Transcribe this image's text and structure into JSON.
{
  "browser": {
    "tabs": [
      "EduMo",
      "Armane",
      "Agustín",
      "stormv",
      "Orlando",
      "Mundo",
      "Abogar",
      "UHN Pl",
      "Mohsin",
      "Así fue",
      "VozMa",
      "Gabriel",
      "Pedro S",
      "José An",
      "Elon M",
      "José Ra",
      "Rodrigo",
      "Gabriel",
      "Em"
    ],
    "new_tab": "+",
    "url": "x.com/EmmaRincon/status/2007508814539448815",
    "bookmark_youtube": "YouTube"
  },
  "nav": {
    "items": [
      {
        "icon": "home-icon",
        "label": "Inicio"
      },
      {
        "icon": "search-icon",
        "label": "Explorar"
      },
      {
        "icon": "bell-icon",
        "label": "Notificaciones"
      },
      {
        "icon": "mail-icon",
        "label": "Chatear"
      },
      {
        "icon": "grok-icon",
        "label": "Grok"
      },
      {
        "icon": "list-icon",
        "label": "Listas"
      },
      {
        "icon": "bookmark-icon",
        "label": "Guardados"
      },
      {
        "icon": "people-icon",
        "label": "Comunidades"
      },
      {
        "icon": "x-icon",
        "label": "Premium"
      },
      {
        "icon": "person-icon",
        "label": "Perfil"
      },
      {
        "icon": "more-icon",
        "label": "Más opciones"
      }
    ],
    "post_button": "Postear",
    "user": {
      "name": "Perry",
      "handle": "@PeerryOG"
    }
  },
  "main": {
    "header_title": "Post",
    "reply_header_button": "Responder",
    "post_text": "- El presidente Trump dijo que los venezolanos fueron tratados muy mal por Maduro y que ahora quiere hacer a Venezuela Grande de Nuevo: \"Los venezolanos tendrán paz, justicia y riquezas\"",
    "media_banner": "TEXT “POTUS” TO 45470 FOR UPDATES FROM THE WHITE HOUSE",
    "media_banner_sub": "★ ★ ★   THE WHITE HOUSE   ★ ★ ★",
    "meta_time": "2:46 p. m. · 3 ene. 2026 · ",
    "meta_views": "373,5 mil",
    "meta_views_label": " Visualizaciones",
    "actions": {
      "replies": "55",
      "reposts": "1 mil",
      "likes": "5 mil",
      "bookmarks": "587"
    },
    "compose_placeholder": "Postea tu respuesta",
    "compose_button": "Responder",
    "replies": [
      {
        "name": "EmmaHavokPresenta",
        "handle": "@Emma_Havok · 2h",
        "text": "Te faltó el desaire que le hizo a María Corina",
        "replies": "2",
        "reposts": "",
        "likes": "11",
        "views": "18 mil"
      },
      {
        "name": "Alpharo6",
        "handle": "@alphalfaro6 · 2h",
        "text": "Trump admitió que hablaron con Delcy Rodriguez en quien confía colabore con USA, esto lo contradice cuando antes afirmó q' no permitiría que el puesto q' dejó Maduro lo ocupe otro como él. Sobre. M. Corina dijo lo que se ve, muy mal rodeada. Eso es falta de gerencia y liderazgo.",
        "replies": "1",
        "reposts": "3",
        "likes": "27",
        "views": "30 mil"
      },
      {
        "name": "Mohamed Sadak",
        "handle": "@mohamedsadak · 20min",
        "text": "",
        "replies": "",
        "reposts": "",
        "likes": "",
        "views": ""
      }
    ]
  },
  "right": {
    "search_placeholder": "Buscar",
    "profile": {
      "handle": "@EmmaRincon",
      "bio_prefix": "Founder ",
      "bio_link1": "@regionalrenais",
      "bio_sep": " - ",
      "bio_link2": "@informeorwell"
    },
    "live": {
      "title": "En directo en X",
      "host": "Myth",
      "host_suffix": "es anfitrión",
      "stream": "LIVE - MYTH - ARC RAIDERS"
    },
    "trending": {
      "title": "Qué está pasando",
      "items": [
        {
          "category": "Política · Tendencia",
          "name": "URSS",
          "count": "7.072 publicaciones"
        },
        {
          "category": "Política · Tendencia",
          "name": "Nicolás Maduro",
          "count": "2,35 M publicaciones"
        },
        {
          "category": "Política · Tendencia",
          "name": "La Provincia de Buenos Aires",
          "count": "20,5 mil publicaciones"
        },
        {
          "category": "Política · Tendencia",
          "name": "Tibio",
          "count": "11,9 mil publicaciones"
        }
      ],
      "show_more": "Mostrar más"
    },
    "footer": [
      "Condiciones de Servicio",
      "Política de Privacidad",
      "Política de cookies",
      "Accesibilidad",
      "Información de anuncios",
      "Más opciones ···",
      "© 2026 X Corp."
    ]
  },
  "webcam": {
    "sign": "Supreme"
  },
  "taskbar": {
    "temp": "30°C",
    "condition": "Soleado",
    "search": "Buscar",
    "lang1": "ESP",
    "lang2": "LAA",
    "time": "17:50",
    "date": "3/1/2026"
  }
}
○ ○ ○ ○ ○ ○ ○
[STATED GOAL]
Send back every record, precisely as written.

[PROBLEM SOLUTION]
Transcribe this image's text and structure into JSON.
{
  "browser": {
    "tabs": [
      "EduMo",
      "Armane",
      "Agustín",
      "stormv",
      "Orlando",
      "Mundo",
      "Abogar",
      "UHN Pl",
      "Mohsin",
      "Así fue",
      "VozMa",
      "Gabriel",
      "Pedro S",
      "José An",
      "Elon M",
      "José Ra",
      "Rodrigo",
      "Gabriel",
      "Em"
    ],
    "new_tab": "+",
    "url": "x.com/EmmaRincon/status/2007508814539448815",
    "bookmark_youtube": "YouTube"
  },
  "nav": {
    "items": [
      {
        "icon": "home-icon",
        "label": "Inicio"
      },
      {
        "icon": "search-icon",
        "label": "Explorar"
      },
      {
        "icon": "bell-icon",
        "label": "Notificaciones"
      },
      {
        "icon": "mail-icon",
        "label": "Chatear"
      },
      {
        "icon": "grok-icon",
        "label": "Grok"
      },
      {
        "icon": "list-icon",
        "label": "Listas"
      },
      {
        "icon": "bookmark-icon",
        "label": "Guardados"
      },
      {
        "icon": "people-icon",
        "label": "Comunidades"
      },
      {
        "icon": "x-icon",
        "label": "Premium"
      },
      {
        "icon": "person-icon",
        "label": "Perfil"
      },
      {
        "icon": "more-icon",
        "label": "Más opciones"
      }
    ],
    "post_button": "Postear",
    "user": {
      "name": "Perry",
      "handle": "@PeerryOG"
    }
  },
  "main": {
    "header_title": "Post",
    "reply_header_button": "Responder",
    "post_text": "- El presidente Trump dijo que los venezolanos fueron tratados muy mal por Maduro y que ahora quiere hacer a Venezuela Grande de Nuevo: \"Los venezolanos tendrán paz, justicia y riquezas\"",
    "media_banner": "TEXT “POTUS” TO 45470 FOR UPDATES FROM THE WHITE HOUSE",
    "media_banner_sub": "★ ★ ★   THE WHITE HOUSE   ★ ★ ★",
    "meta_time": "2:46 p. m. · 3 ene. 2026 · ",
    "meta_views": "373,5 mil",
    "meta_views_label": " Visualizaciones",
    "actions": {
      "replies": "55",
      "reposts": "1 mil",
      "likes": "5 mil",
      "bookmarks": "587"
    },
    "compose_placeholder": "Postea tu respuesta",
    "compose_button": "Responder",
    "replies": [
      {
        "name": "EmmaHavokPresenta",
        "handle": "@Emma_Havok · 2h",
        "text": "Te faltó el desaire que le hizo a María Corina",
        "replies": "2",
        "reposts": "",
        "likes": "11",
        "views": "18 mil"
      },
      {
        "name": "Alpharo6",
        "handle": "@alphalfaro6 · 2h",
        "text": "Trump admitió que hablaron con Delcy Rodriguez en quien confía colabore con USA, esto lo contradice cuando antes afirmó q' no permitiría que el puesto q' dejó Maduro lo ocupe otro como él. Sobre. M. Corina dijo lo que se ve, muy mal rodeada. Eso es falta de gerencia y liderazgo.",
        "replies": "1",
        "reposts": "3",
        "likes": "27",
        "views": "30 mil"
      },
      {
        "name": "Mohamed Sadak",
        "handle": "@mohamedsadak · 20min",
        "text": "",
        "replies": "",
        "reposts": "",
        "likes": "",
        "views": ""
      }
    ]
  },
  "right": {
    "search_placeholder": "Buscar",
    "profile": {
      "handle": "@EmmaRincon",
      "bio_prefix": "Founder ",
      "bio_link1": "@regionalrenais",
      "bio_sep": " - ",
      "bio_link2": "@informeorwell"
    },
    "live": {
      "title": "En directo en X",
      "host": "Myth",
      "host_suffix": "es anfitrión",
      "stream": "LIVE - MYTH - ARC RAIDERS"
    },
    "trending": {
      "title": "Qué está pasando",
      "items": [
        {
          "category": "Política · Tendencia",
          "name": "URSS",
          "count": "7.072 publicaciones"
        },
        {
          "category": "Política · Tendencia",
          "name": "Nicolás Maduro",
          "count": "2,35 M publicaciones"
        },
        {
          "category": "Política · Tendencia",
          "name": "La Provincia de Buenos Aires",
          "count": "20,5 mil publicaciones"
        },
        {
          "category": "Política · Tendencia",
          "name": "Tibio",
          "count": "11,9 mil publicaciones"
        }
      ],
      "show_more": "Mostrar más"
    },
    "footer": [
      "Condiciones de Servicio",
      "Política de Privacidad",
      "Política de cookies",
      "Accesibilidad",
      "Información de anuncios",
      "Más opciones ···",
      "© 2026 X Corp."
    ]
  },
  "webcam": {
    "sign": "Supreme"
  },
  "taskbar": {
    "temp": "30°C",
    "condition": "Soleado",
    "search": "Buscar",
    "lang1": "ESP",
    "lang2": "LAA",
    "time": "17:50",
    "date": "3/1/2026"
  }
}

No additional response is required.